### Task to complete
Repeat every line of the listing below exactly, minus the pictures.

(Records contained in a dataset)
◇ ◇ ◇ ◇ ◇ ◇ ◇
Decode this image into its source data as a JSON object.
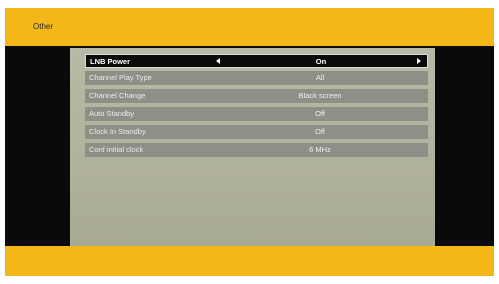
{
  "header": {
    "title": "Other"
  },
  "menu": {
    "items": [
      {
        "label": "LNB Power",
        "value": "On"
      },
      {
        "label": "Channel Play Type",
        "value": "All"
      },
      {
        "label": "Channel Change",
        "value": "Black screen"
      },
      {
        "label": "Auto Standby",
        "value": "Off"
      },
      {
        "label": "Clock In Standby",
        "value": "Off"
      },
      {
        "label": "Conf initial clock",
        "value": "6 MHz"
      }
    ],
    "selected_index": 0
  },
  "colors": {
    "bar": "#f3b71a",
    "background": "#0a0a0a",
    "panel": "#b1b29d",
    "row": "#8e8f86",
    "selected_row": "#0b0b0b"
  }
}
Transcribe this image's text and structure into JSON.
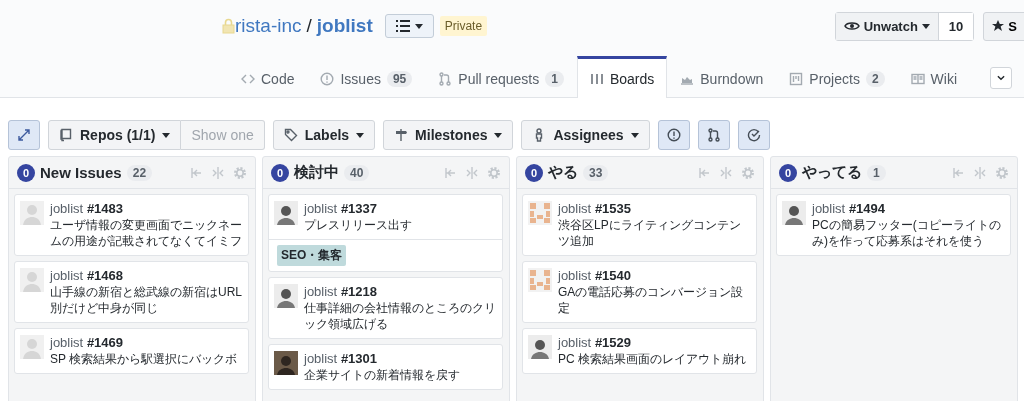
{
  "repo": {
    "owner": "rista-inc",
    "separator": "/",
    "name": "joblist",
    "badge": "Private"
  },
  "watch": {
    "label": "Unwatch",
    "count": "10"
  },
  "star": {
    "label": "S"
  },
  "tabs": [
    {
      "label": "Code",
      "selected": false
    },
    {
      "label": "Issues",
      "count": "95",
      "selected": false
    },
    {
      "label": "Pull requests",
      "count": "1",
      "selected": false
    },
    {
      "label": "Boards",
      "selected": true
    },
    {
      "label": "Burndown",
      "selected": false
    },
    {
      "label": "Projects",
      "count": "2",
      "selected": false
    },
    {
      "label": "Wiki",
      "selected": false
    }
  ],
  "toolbar": {
    "repos": {
      "label": "Repos (1/1)",
      "show_one": "Show one",
      "show_one_disabled": true
    },
    "filters": [
      "Labels",
      "Milestones",
      "Assignees"
    ],
    "toggles": [
      {
        "active": true
      },
      {
        "active": true
      },
      {
        "active": true
      }
    ]
  },
  "columns": [
    {
      "badge": "0",
      "name": "New Issues",
      "count": "22",
      "cards": [
        {
          "kind": "blank",
          "repo": "joblist",
          "number": "#1483",
          "title": "ユーザ情報の変更画面でニックネームの用途が記載されてなくてイミフ"
        },
        {
          "kind": "blank",
          "repo": "joblist",
          "number": "#1468",
          "title": "山手線の新宿と総武線の新宿はURL別だけど中身が同じ"
        },
        {
          "kind": "blank",
          "repo": "joblist",
          "number": "#1469",
          "title": "SP 検索結果から駅選択にバックボ"
        }
      ]
    },
    {
      "badge": "0",
      "name": "検討中",
      "count": "40",
      "cards": [
        {
          "kind": "photo",
          "repo": "joblist",
          "number": "#1337",
          "title": "プレスリリース出す",
          "labels": [
            {
              "text": "SEO・集客",
              "color": "#bfdadc"
            }
          ]
        },
        {
          "kind": "photo",
          "repo": "joblist",
          "number": "#1218",
          "title": "仕事詳細の会社情報のところのクリック領域広げる"
        },
        {
          "kind": "dark",
          "repo": "joblist",
          "number": "#1301",
          "title": "企業サイトの新着情報を戻す"
        }
      ]
    },
    {
      "badge": "0",
      "name": "やる",
      "count": "33",
      "cards": [
        {
          "kind": "identicon",
          "repo": "joblist",
          "number": "#1535",
          "title": "渋谷区LPにライティングコンテンツ追加"
        },
        {
          "kind": "identicon",
          "repo": "joblist",
          "number": "#1540",
          "title": "GAの電話応募のコンバージョン設定"
        },
        {
          "kind": "photo",
          "repo": "joblist",
          "number": "#1529",
          "title": "PC 検索結果画面のレイアウト崩れ"
        }
      ]
    },
    {
      "badge": "0",
      "name": "やってる",
      "count": "1",
      "cards": [
        {
          "kind": "photo",
          "repo": "joblist",
          "number": "#1494",
          "title": "PCの簡易フッター(コピーライトのみ)を作って応募系はそれを使う"
        }
      ]
    }
  ]
}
◇ ◇ ◇ ◇ ◇ ◇ ◇
### Answer to this exercise
Decode this image into its source data as a JSON object.
{
  "header": {
    "title": "Other"
  },
  "menu": {
    "items": [
      {
        "label": "LNB Power",
        "value": "On"
      },
      {
        "label": "Channel Play Type",
        "value": "All"
      },
      {
        "label": "Channel Change",
        "value": "Black screen"
      },
      {
        "label": "Auto Standby",
        "value": "Off"
      },
      {
        "label": "Clock In Standby",
        "value": "Off"
      },
      {
        "label": "Conf initial clock",
        "value": "6 MHz"
      }
    ],
    "selected_index": 0
  },
  "colors": {
    "bar": "#f3b71a",
    "background": "#0a0a0a",
    "panel": "#b1b29d",
    "row": "#8e8f86",
    "selected_row": "#0b0b0b"
  }
}
Transcribe this image's text and structure into JSON.
{
  "repo": {
    "owner": "rista-inc",
    "separator": "/",
    "name": "joblist",
    "badge": "Private"
  },
  "watch": {
    "label": "Unwatch",
    "count": "10"
  },
  "star": {
    "label": "S"
  },
  "tabs": [
    {
      "label": "Code",
      "selected": false
    },
    {
      "label": "Issues",
      "count": "95",
      "selected": false
    },
    {
      "label": "Pull requests",
      "count": "1",
      "selected": false
    },
    {
      "label": "Boards",
      "selected": true
    },
    {
      "label": "Burndown",
      "selected": false
    },
    {
      "label": "Projects",
      "count": "2",
      "selected": false
    },
    {
      "label": "Wiki",
      "selected": false
    }
  ],
  "toolbar": {
    "repos": {
      "label": "Repos (1/1)",
      "show_one": "Show one",
      "show_one_disabled": true
    },
    "filters": [
      "Labels",
      "Milestones",
      "Assignees"
    ],
    "toggles": [
      {
        "active": true
      },
      {
        "active": true
      },
      {
        "active": true
      }
    ]
  },
  "columns": [
    {
      "badge": "0",
      "name": "New Issues",
      "count": "22",
      "cards": [
        {
          "kind": "blank",
          "repo": "joblist",
          "number": "#1483",
          "title": "ユーザ情報の変更画面でニックネームの用途が記載されてなくてイミフ"
        },
        {
          "kind": "blank",
          "repo": "joblist",
          "number": "#1468",
          "title": "山手線の新宿と総武線の新宿はURL別だけど中身が同じ"
        },
        {
          "kind": "blank",
          "repo": "joblist",
          "number": "#1469",
          "title": "SP 検索結果から駅選択にバックボ"
        }
      ]
    },
    {
      "badge": "0",
      "name": "検討中",
      "count": "40",
      "cards": [
        {
          "kind": "photo",
          "repo": "joblist",
          "number": "#1337",
          "title": "プレスリリース出す",
          "labels": [
            {
              "text": "SEO・集客",
              "color": "#bfdadc"
            }
          ]
        },
        {
          "kind": "photo",
          "repo": "joblist",
          "number": "#1218",
          "title": "仕事詳細の会社情報のところのクリック領域広げる"
        },
        {
          "kind": "dark",
          "repo": "joblist",
          "number": "#1301",
          "title": "企業サイトの新着情報を戻す"
        }
      ]
    },
    {
      "badge": "0",
      "name": "やる",
      "count": "33",
      "cards": [
        {
          "kind": "identicon",
          "repo": "joblist",
          "number": "#1535",
          "title": "渋谷区LPにライティングコンテンツ追加"
        },
        {
          "kind": "identicon",
          "repo": "joblist",
          "number": "#1540",
          "title": "GAの電話応募のコンバージョン設定"
        },
        {
          "kind": "photo",
          "repo": "joblist",
          "number": "#1529",
          "title": "PC 検索結果画面のレイアウト崩れ"
        }
      ]
    },
    {
      "badge": "0",
      "name": "やってる",
      "count": "1",
      "cards": [
        {
          "kind": "photo",
          "repo": "joblist",
          "number": "#1494",
          "title": "PCの簡易フッター(コピーライトのみ)を作って応募系はそれを使う"
        }
      ]
    }
  ]
}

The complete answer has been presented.